§ Problem requirements:
Return all the entries exactly, keeping pictures out.

[start Records provided]

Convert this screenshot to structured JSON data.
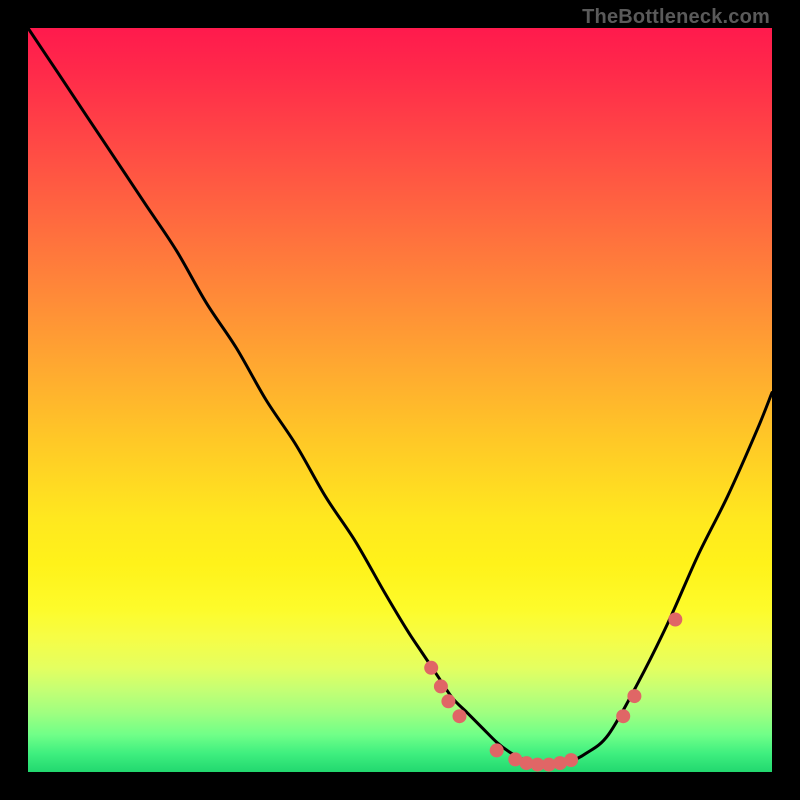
{
  "watermark": "TheBottleneck.com",
  "chart_data": {
    "type": "line",
    "title": "",
    "xlabel": "",
    "ylabel": "",
    "xlim": [
      0,
      100
    ],
    "ylim": [
      0,
      100
    ],
    "series": [
      {
        "name": "bottleneck-curve",
        "x": [
          0,
          4,
          8,
          12,
          16,
          20,
          24,
          28,
          32,
          36,
          40,
          44,
          48,
          51,
          53,
          55,
          57,
          59,
          61,
          63,
          65,
          67,
          69,
          71,
          73,
          75,
          78,
          82,
          86,
          90,
          94,
          98,
          100
        ],
        "y": [
          100,
          94,
          88,
          82,
          76,
          70,
          63,
          57,
          50,
          44,
          37,
          31,
          24,
          19,
          16,
          13,
          10,
          8,
          6,
          4,
          2.5,
          1.5,
          1,
          1,
          1.5,
          2.5,
          5,
          12,
          20,
          29,
          37,
          46,
          51
        ]
      }
    ],
    "markers": [
      {
        "x": 54.2,
        "y": 14.0
      },
      {
        "x": 55.5,
        "y": 11.5
      },
      {
        "x": 56.5,
        "y": 9.5
      },
      {
        "x": 58.0,
        "y": 7.5
      },
      {
        "x": 63.0,
        "y": 2.9
      },
      {
        "x": 65.5,
        "y": 1.7
      },
      {
        "x": 67.0,
        "y": 1.2
      },
      {
        "x": 68.5,
        "y": 1.0
      },
      {
        "x": 70.0,
        "y": 1.0
      },
      {
        "x": 71.5,
        "y": 1.2
      },
      {
        "x": 73.0,
        "y": 1.6
      },
      {
        "x": 80.0,
        "y": 7.5
      },
      {
        "x": 81.5,
        "y": 10.2
      },
      {
        "x": 87.0,
        "y": 20.5
      }
    ],
    "marker_color": "#e06666",
    "curve_color": "#000000"
  }
}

[end Records provided]

§ Response to the exercise:
Convert this screenshot to structured JSON data.
{
  "watermark": "TheBottleneck.com",
  "chart_data": {
    "type": "line",
    "title": "",
    "xlabel": "",
    "ylabel": "",
    "xlim": [
      0,
      100
    ],
    "ylim": [
      0,
      100
    ],
    "series": [
      {
        "name": "bottleneck-curve",
        "x": [
          0,
          4,
          8,
          12,
          16,
          20,
          24,
          28,
          32,
          36,
          40,
          44,
          48,
          51,
          53,
          55,
          57,
          59,
          61,
          63,
          65,
          67,
          69,
          71,
          73,
          75,
          78,
          82,
          86,
          90,
          94,
          98,
          100
        ],
        "y": [
          100,
          94,
          88,
          82,
          76,
          70,
          63,
          57,
          50,
          44,
          37,
          31,
          24,
          19,
          16,
          13,
          10,
          8,
          6,
          4,
          2.5,
          1.5,
          1,
          1,
          1.5,
          2.5,
          5,
          12,
          20,
          29,
          37,
          46,
          51
        ]
      }
    ],
    "markers": [
      {
        "x": 54.2,
        "y": 14.0
      },
      {
        "x": 55.5,
        "y": 11.5
      },
      {
        "x": 56.5,
        "y": 9.5
      },
      {
        "x": 58.0,
        "y": 7.5
      },
      {
        "x": 63.0,
        "y": 2.9
      },
      {
        "x": 65.5,
        "y": 1.7
      },
      {
        "x": 67.0,
        "y": 1.2
      },
      {
        "x": 68.5,
        "y": 1.0
      },
      {
        "x": 70.0,
        "y": 1.0
      },
      {
        "x": 71.5,
        "y": 1.2
      },
      {
        "x": 73.0,
        "y": 1.6
      },
      {
        "x": 80.0,
        "y": 7.5
      },
      {
        "x": 81.5,
        "y": 10.2
      },
      {
        "x": 87.0,
        "y": 20.5
      }
    ],
    "marker_color": "#e06666",
    "curve_color": "#000000"
  }
}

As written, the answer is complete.